> Raw records:

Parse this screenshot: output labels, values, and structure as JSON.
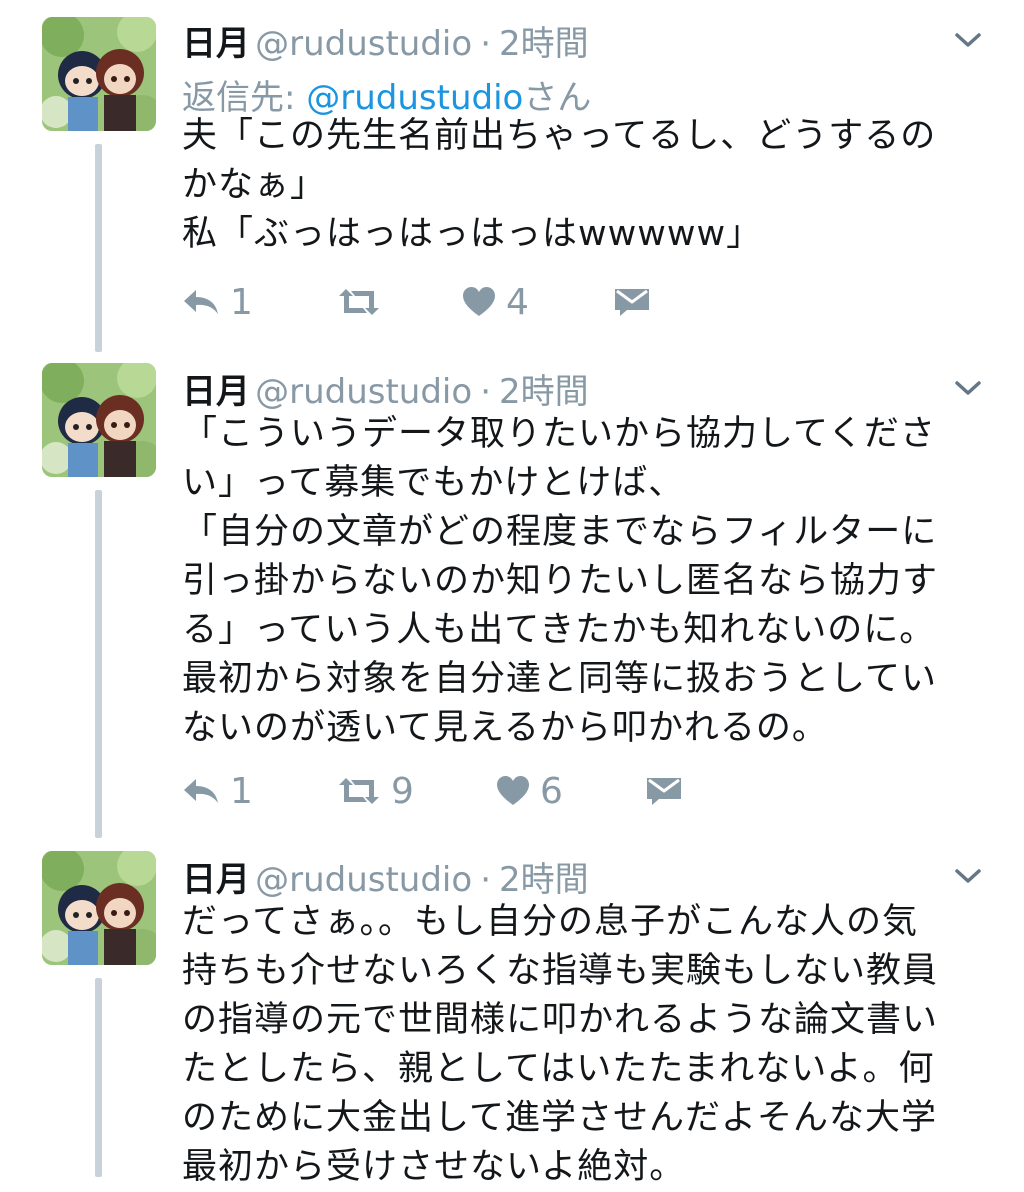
{
  "colors": {
    "accent": "#1b95e0",
    "muted": "#8899a6",
    "text": "#14171a",
    "thread_line": "#c9d2db"
  },
  "tweets": [
    {
      "name": "日月",
      "handle": "@rudustudio",
      "separator": "·",
      "time": "2時間",
      "reply_to_prefix": "返信先: ",
      "reply_to_user": "@rudustudio",
      "reply_to_suffix": "さん",
      "lines": [
        "夫「この先生名前出ちゃってるし、どうするの",
        "かなぁ」",
        "私「ぶっはっはっはっはwwwww」"
      ],
      "replies": "1",
      "retweets": "",
      "likes": "4"
    },
    {
      "name": "日月",
      "handle": "@rudustudio",
      "separator": "·",
      "time": "2時間",
      "lines": [
        "「こういうデータ取りたいから協力してくださ",
        "い」って募集でもかけとけば、",
        "「自分の文章がどの程度までならフィルターに",
        "引っ掛からないのか知りたいし匿名なら協力す",
        "る」っていう人も出てきたかも知れないのに。",
        "最初から対象を自分達と同等に扱おうとしてい",
        "ないのが透いて見えるから叩かれるの。"
      ],
      "replies": "1",
      "retweets": "9",
      "likes": "6"
    },
    {
      "name": "日月",
      "handle": "@rudustudio",
      "separator": "·",
      "time": "2時間",
      "lines": [
        "だってさぁ。。もし自分の息子がこんな人の気",
        "持ちも介せないろくな指導も実験もしない教員",
        "の指導の元で世間様に叩かれるような論文書い",
        "たとしたら、親としてはいたたまれないよ。何",
        "のために大金出して進学させんだよそんな大学",
        "最初から受けさせないよ絶対。"
      ]
    }
  ]
}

> Exercise task:
Can you restate all the records above word for word while dropping the pictures?

> Exercise response:
Parse this screenshot: output labels, values, and structure as JSON.
{
  "colors": {
    "accent": "#1b95e0",
    "muted": "#8899a6",
    "text": "#14171a",
    "thread_line": "#c9d2db"
  },
  "tweets": [
    {
      "name": "日月",
      "handle": "@rudustudio",
      "separator": "·",
      "time": "2時間",
      "reply_to_prefix": "返信先: ",
      "reply_to_user": "@rudustudio",
      "reply_to_suffix": "さん",
      "lines": [
        "夫「この先生名前出ちゃってるし、どうするの",
        "かなぁ」",
        "私「ぶっはっはっはっはwwwww」"
      ],
      "replies": "1",
      "retweets": "",
      "likes": "4"
    },
    {
      "name": "日月",
      "handle": "@rudustudio",
      "separator": "·",
      "time": "2時間",
      "lines": [
        "「こういうデータ取りたいから協力してくださ",
        "い」って募集でもかけとけば、",
        "「自分の文章がどの程度までならフィルターに",
        "引っ掛からないのか知りたいし匿名なら協力す",
        "る」っていう人も出てきたかも知れないのに。",
        "最初から対象を自分達と同等に扱おうとしてい",
        "ないのが透いて見えるから叩かれるの。"
      ],
      "replies": "1",
      "retweets": "9",
      "likes": "6"
    },
    {
      "name": "日月",
      "handle": "@rudustudio",
      "separator": "·",
      "time": "2時間",
      "lines": [
        "だってさぁ。。もし自分の息子がこんな人の気",
        "持ちも介せないろくな指導も実験もしない教員",
        "の指導の元で世間様に叩かれるような論文書い",
        "たとしたら、親としてはいたたまれないよ。何",
        "のために大金出して進学させんだよそんな大学",
        "最初から受けさせないよ絶対。"
      ]
    }
  ]
}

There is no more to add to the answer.